## Begin Dataset extract
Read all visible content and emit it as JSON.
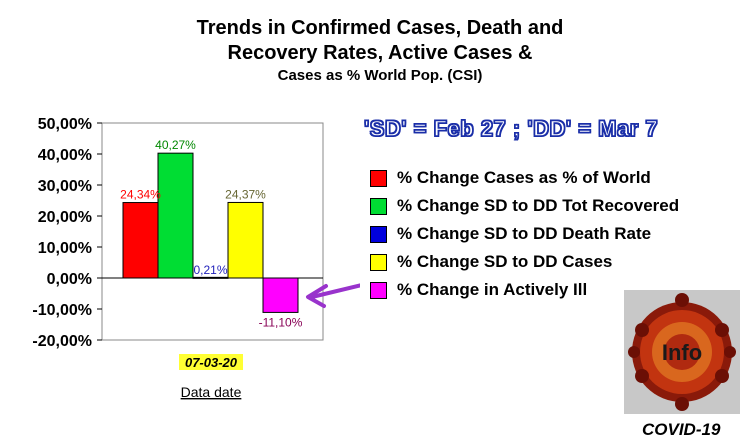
{
  "title": {
    "line1": "Trends in Confirmed Cases, Death and",
    "line2": "Recovery Rates, Active Cases &",
    "line3": "Cases as % World Pop. (CSI)"
  },
  "period_note": "'SD' = Feb 27 ; 'DD' = Mar 7",
  "logo_text": "Info",
  "covid_label": "COVID-19",
  "chart_data": {
    "type": "bar",
    "categories": [
      "07-03-20"
    ],
    "xlabel": "Data date",
    "ylim": [
      -0.2,
      0.5
    ],
    "yticks": [
      "-20,00%",
      "-10,00%",
      "0,00%",
      "10,00%",
      "20,00%",
      "30,00%",
      "40,00%",
      "50,00%"
    ],
    "ytick_values": [
      -0.2,
      -0.1,
      0,
      0.1,
      0.2,
      0.3,
      0.4,
      0.5
    ],
    "series": [
      {
        "name": "% Change Cases as % of World",
        "value": 0.2434,
        "label": "24,34%",
        "color": "#ff0000",
        "label_color": "#ff0000"
      },
      {
        "name": "% Change SD to DD Tot Recovered",
        "value": 0.4027,
        "label": "40,27%",
        "color": "#00dd33",
        "label_color": "#008800"
      },
      {
        "name": "% Change SD to DD Death Rate",
        "value": 0.0021,
        "label": "0,21%",
        "color": "#0000dd",
        "label_color": "#2222bb"
      },
      {
        "name": "% Change SD to DD Cases",
        "value": 0.2437,
        "label": "24,37%",
        "color": "#ffff00",
        "label_color": "#666633"
      },
      {
        "name": "% Change in Actively Ill",
        "value": -0.111,
        "label": "-11,10%",
        "color": "#ff00ff",
        "label_color": "#880055"
      }
    ],
    "grid": false,
    "legend_position": "right"
  }
}
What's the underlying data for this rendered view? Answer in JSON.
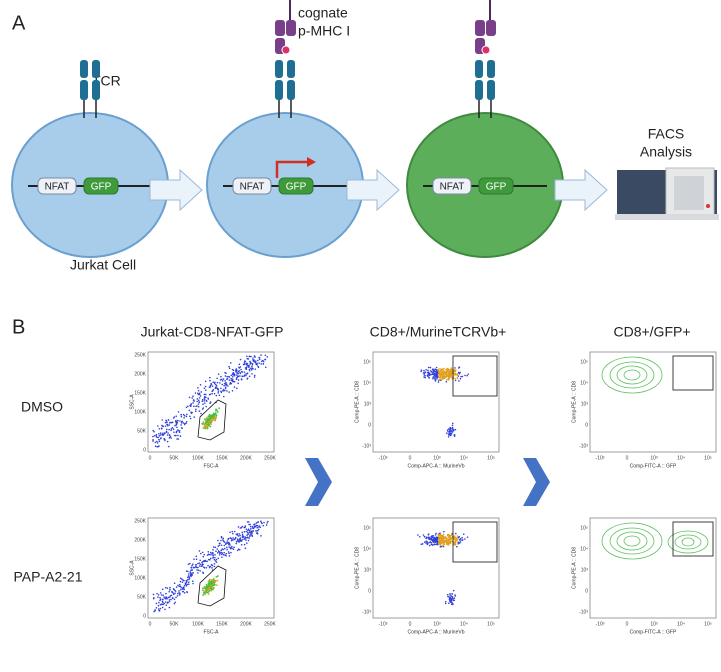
{
  "panel_a": {
    "label": "A",
    "tcr_label": "TCR",
    "pmhc_label": [
      "cognate",
      "p-MHC I"
    ],
    "cells": [
      {
        "nfat": "NFAT",
        "gfp": "GFP"
      },
      {
        "nfat": "NFAT",
        "gfp": "GFP"
      },
      {
        "nfat": "NFAT",
        "gfp": "GFP"
      }
    ],
    "cell_caption": "Jurkat Cell",
    "facs_label": [
      "FACS",
      "Analysis"
    ]
  },
  "panel_b": {
    "label": "B",
    "columns": [
      "Jurkat-CD8-NFAT-GFP",
      "CD8+/MurineTCRVb+",
      "CD8+/GFP+"
    ],
    "rows": [
      "DMSO",
      "PAP-A2-21"
    ],
    "scatter_plot": {
      "x_label": "FSC-A",
      "y_label": "SSC-A",
      "ticks": [
        "0",
        "50K",
        "100K",
        "150K",
        "200K",
        "250K"
      ]
    },
    "vb_plot": {
      "x_label": "Comp-APC-A :: MurineVb",
      "y_label": "Comp-PE-A :: CD8"
    },
    "gfp_plot": {
      "x_label": "Comp-FITC-A :: GFP",
      "y_label": "Comp-PE-A :: CD8"
    },
    "log_ticks": [
      "-10³",
      "0",
      "10³",
      "10⁴",
      "10⁵"
    ]
  }
}
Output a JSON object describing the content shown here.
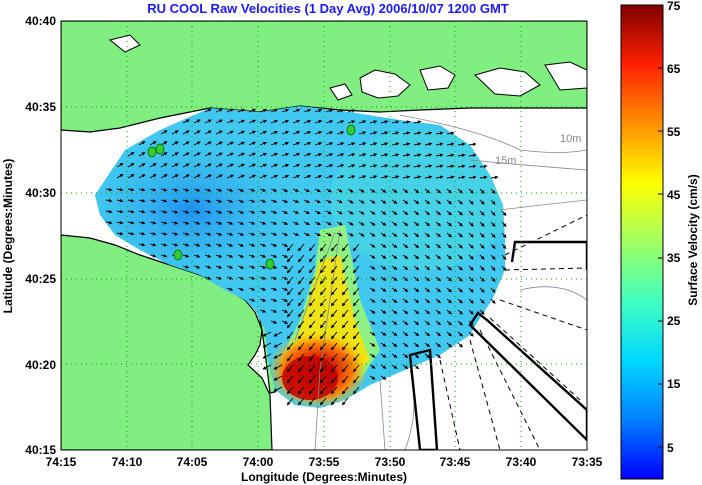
{
  "title": "RU COOL Raw Velocities (1 Day Avg) 2006/10/07 1200 GMT",
  "x_axis": {
    "label": "Longitude (Degrees:Minutes)",
    "ticks": [
      "74:15",
      "74:10",
      "74:05",
      "74:00",
      "73:55",
      "73:50",
      "73:45",
      "73:40",
      "73:35"
    ]
  },
  "y_axis": {
    "label": "Latitude (Degrees:Minutes)",
    "ticks": [
      "40:40",
      "40:35",
      "40:30",
      "40:25",
      "40:20",
      "40:15"
    ]
  },
  "colorbar": {
    "label": "Surface Velocity (cm/s)",
    "ticks": [
      "75",
      "65",
      "55",
      "45",
      "35",
      "25",
      "15",
      "5"
    ],
    "range": [
      0,
      75
    ]
  },
  "depth_labels": [
    "10m",
    "15m"
  ],
  "colors": {
    "land": "#80ee80",
    "title": "#1a1aff",
    "grid": "#00aa00"
  }
}
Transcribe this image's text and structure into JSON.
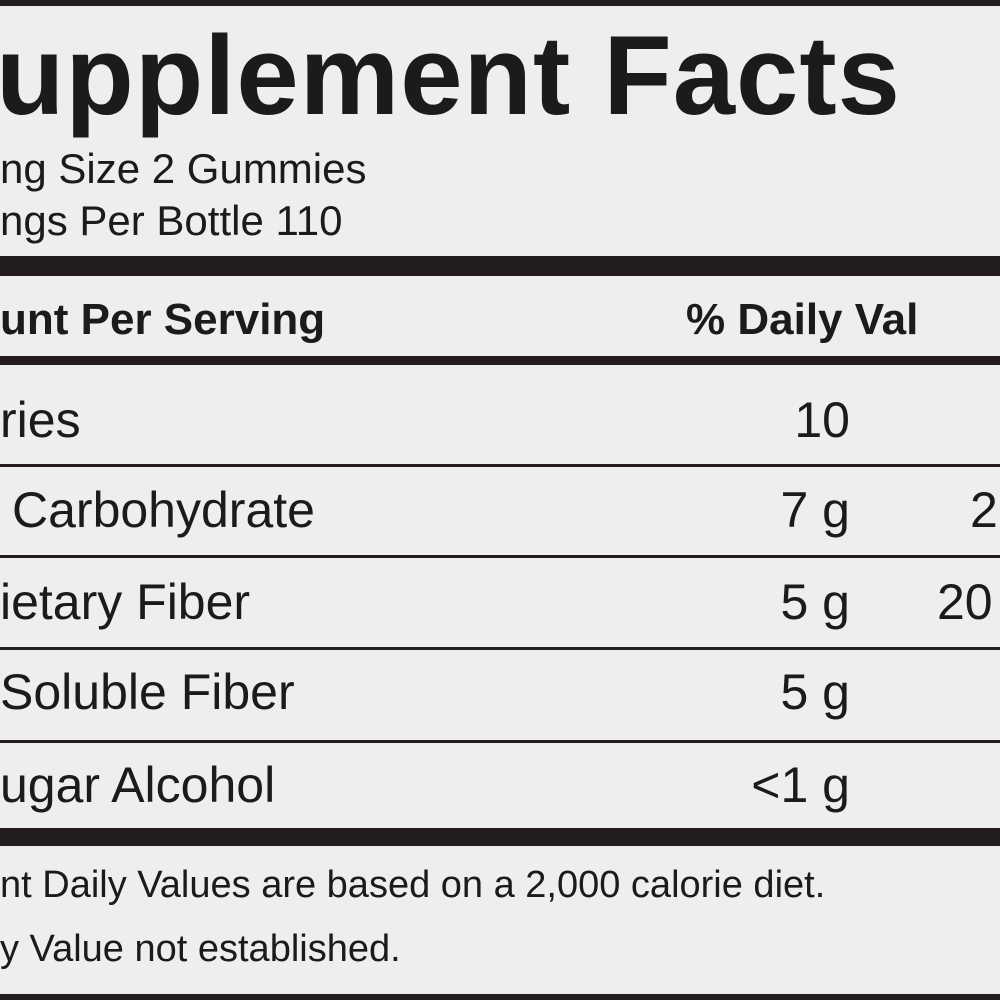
{
  "header": {
    "title": "upplement Facts"
  },
  "serving": {
    "size": "ng Size 2 Gummies",
    "per_container": "ngs Per Bottle 110"
  },
  "table": {
    "header": [
      "unt Per Serving",
      "% Daily Val"
    ],
    "rows": [
      [
        "ries",
        "10"
      ],
      [
        "Carbohydrate",
        "7 g",
        "2"
      ],
      [
        "ietary Fiber",
        "5 g",
        "20"
      ],
      [
        "Soluble Fiber",
        "5 g"
      ],
      [
        "ugar Alcohol",
        "<1 g"
      ]
    ]
  },
  "footnotes": [
    "nt Daily Values are based on a 2,000 calorie diet.",
    "y Value not established."
  ]
}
## End Dataset extract
Directions for this task =>
Pick out every line of the listing containing the word "Jurkat", and show those lines.

Solution to this task =>
    "cell_caption": "Jurkat Cell",
      "Jurkat-CD8-NFAT-GFP",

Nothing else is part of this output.